(Records from a collection of figures)
──────────

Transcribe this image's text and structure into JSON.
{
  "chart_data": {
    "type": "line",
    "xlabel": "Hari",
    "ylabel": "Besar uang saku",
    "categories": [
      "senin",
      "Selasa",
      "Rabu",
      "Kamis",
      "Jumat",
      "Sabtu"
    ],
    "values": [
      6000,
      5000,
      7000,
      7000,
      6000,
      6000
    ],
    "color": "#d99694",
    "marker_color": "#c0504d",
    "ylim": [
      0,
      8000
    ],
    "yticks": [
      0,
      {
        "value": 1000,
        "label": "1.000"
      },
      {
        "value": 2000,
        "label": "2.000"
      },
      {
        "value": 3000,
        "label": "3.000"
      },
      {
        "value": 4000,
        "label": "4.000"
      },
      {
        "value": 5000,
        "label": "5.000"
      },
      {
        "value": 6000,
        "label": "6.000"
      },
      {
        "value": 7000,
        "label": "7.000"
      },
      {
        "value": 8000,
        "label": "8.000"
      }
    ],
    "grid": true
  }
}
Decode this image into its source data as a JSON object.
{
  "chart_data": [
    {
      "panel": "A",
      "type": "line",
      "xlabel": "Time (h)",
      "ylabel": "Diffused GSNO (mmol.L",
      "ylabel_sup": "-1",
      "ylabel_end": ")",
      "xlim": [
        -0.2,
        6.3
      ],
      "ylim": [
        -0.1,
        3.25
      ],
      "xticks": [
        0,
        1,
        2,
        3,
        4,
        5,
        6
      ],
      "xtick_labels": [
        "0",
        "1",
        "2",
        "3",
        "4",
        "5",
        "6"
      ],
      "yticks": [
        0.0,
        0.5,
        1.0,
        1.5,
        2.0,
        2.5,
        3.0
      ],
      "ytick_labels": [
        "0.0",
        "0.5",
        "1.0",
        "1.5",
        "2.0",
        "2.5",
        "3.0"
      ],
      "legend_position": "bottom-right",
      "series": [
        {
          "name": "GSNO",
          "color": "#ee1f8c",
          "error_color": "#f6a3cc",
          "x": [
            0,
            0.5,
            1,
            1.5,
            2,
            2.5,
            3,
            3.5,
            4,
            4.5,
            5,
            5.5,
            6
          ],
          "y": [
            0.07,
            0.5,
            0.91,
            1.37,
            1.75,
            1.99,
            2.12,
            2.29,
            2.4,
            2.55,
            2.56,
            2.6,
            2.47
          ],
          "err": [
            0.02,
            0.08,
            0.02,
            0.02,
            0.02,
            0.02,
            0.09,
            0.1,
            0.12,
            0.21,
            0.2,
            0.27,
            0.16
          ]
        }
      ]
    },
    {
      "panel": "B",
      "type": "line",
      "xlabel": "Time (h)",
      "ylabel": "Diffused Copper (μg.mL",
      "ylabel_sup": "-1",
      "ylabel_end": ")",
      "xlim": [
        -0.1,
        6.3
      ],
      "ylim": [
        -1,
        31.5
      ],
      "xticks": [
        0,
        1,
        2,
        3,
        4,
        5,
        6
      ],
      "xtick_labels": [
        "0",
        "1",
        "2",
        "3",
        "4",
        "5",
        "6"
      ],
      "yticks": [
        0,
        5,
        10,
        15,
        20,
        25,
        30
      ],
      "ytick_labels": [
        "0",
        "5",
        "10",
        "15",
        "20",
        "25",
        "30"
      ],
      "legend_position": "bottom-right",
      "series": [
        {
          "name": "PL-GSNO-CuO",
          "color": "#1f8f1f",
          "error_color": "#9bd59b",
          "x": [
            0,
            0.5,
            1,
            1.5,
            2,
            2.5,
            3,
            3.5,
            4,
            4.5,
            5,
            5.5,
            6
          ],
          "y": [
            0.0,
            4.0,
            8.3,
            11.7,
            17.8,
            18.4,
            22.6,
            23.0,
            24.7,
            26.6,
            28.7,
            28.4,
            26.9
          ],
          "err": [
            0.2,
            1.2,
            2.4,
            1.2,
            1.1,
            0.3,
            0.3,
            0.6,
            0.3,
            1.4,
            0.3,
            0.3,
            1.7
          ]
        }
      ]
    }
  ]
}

──────────

Short task - Write the data out again in full and exactly.

Exercise response -
Transcribe this image's text and structure into JSON.
{
  "chart_data": {
    "type": "line",
    "xlabel": "Hari",
    "ylabel": "Besar uang saku",
    "categories": [
      "senin",
      "Selasa",
      "Rabu",
      "Kamis",
      "Jumat",
      "Sabtu"
    ],
    "values": [
      6000,
      5000,
      7000,
      7000,
      6000,
      6000
    ],
    "color": "#d99694",
    "marker_color": "#c0504d",
    "ylim": [
      0,
      8000
    ],
    "yticks": [
      0,
      {
        "value": 1000,
        "label": "1.000"
      },
      {
        "value": 2000,
        "label": "2.000"
      },
      {
        "value": 3000,
        "label": "3.000"
      },
      {
        "value": 4000,
        "label": "4.000"
      },
      {
        "value": 5000,
        "label": "5.000"
      },
      {
        "value": 6000,
        "label": "6.000"
      },
      {
        "value": 7000,
        "label": "7.000"
      },
      {
        "value": 8000,
        "label": "8.000"
      }
    ],
    "grid": true
  }
}
Decode this image into its source data as a JSON object.
{
  "chart_data": [
    {
      "panel": "A",
      "type": "line",
      "xlabel": "Time (h)",
      "ylabel": "Diffused GSNO (mmol.L",
      "ylabel_sup": "-1",
      "ylabel_end": ")",
      "xlim": [
        -0.2,
        6.3
      ],
      "ylim": [
        -0.1,
        3.25
      ],
      "xticks": [
        0,
        1,
        2,
        3,
        4,
        5,
        6
      ],
      "xtick_labels": [
        "0",
        "1",
        "2",
        "3",
        "4",
        "5",
        "6"
      ],
      "yticks": [
        0.0,
        0.5,
        1.0,
        1.5,
        2.0,
        2.5,
        3.0
      ],
      "ytick_labels": [
        "0.0",
        "0.5",
        "1.0",
        "1.5",
        "2.0",
        "2.5",
        "3.0"
      ],
      "legend_position": "bottom-right",
      "series": [
        {
          "name": "GSNO",
          "color": "#ee1f8c",
          "error_color": "#f6a3cc",
          "x": [
            0,
            0.5,
            1,
            1.5,
            2,
            2.5,
            3,
            3.5,
            4,
            4.5,
            5,
            5.5,
            6
          ],
          "y": [
            0.07,
            0.5,
            0.91,
            1.37,
            1.75,
            1.99,
            2.12,
            2.29,
            2.4,
            2.55,
            2.56,
            2.6,
            2.47
          ],
          "err": [
            0.02,
            0.08,
            0.02,
            0.02,
            0.02,
            0.02,
            0.09,
            0.1,
            0.12,
            0.21,
            0.2,
            0.27,
            0.16
          ]
        }
      ]
    },
    {
      "panel": "B",
      "type": "line",
      "xlabel": "Time (h)",
      "ylabel": "Diffused Copper (μg.mL",
      "ylabel_sup": "-1",
      "ylabel_end": ")",
      "xlim": [
        -0.1,
        6.3
      ],
      "ylim": [
        -1,
        31.5
      ],
      "xticks": [
        0,
        1,
        2,
        3,
        4,
        5,
        6
      ],
      "xtick_labels": [
        "0",
        "1",
        "2",
        "3",
        "4",
        "5",
        "6"
      ],
      "yticks": [
        0,
        5,
        10,
        15,
        20,
        25,
        30
      ],
      "ytick_labels": [
        "0",
        "5",
        "10",
        "15",
        "20",
        "25",
        "30"
      ],
      "legend_position": "bottom-right",
      "series": [
        {
          "name": "PL-GSNO-CuO",
          "color": "#1f8f1f",
          "error_color": "#9bd59b",
          "x": [
            0,
            0.5,
            1,
            1.5,
            2,
            2.5,
            3,
            3.5,
            4,
            4.5,
            5,
            5.5,
            6
          ],
          "y": [
            0.0,
            4.0,
            8.3,
            11.7,
            17.8,
            18.4,
            22.6,
            23.0,
            24.7,
            26.6,
            28.7,
            28.4,
            26.9
          ],
          "err": [
            0.2,
            1.2,
            2.4,
            1.2,
            1.1,
            0.3,
            0.3,
            0.6,
            0.3,
            1.4,
            0.3,
            0.3,
            1.7
          ]
        }
      ]
    }
  ]
}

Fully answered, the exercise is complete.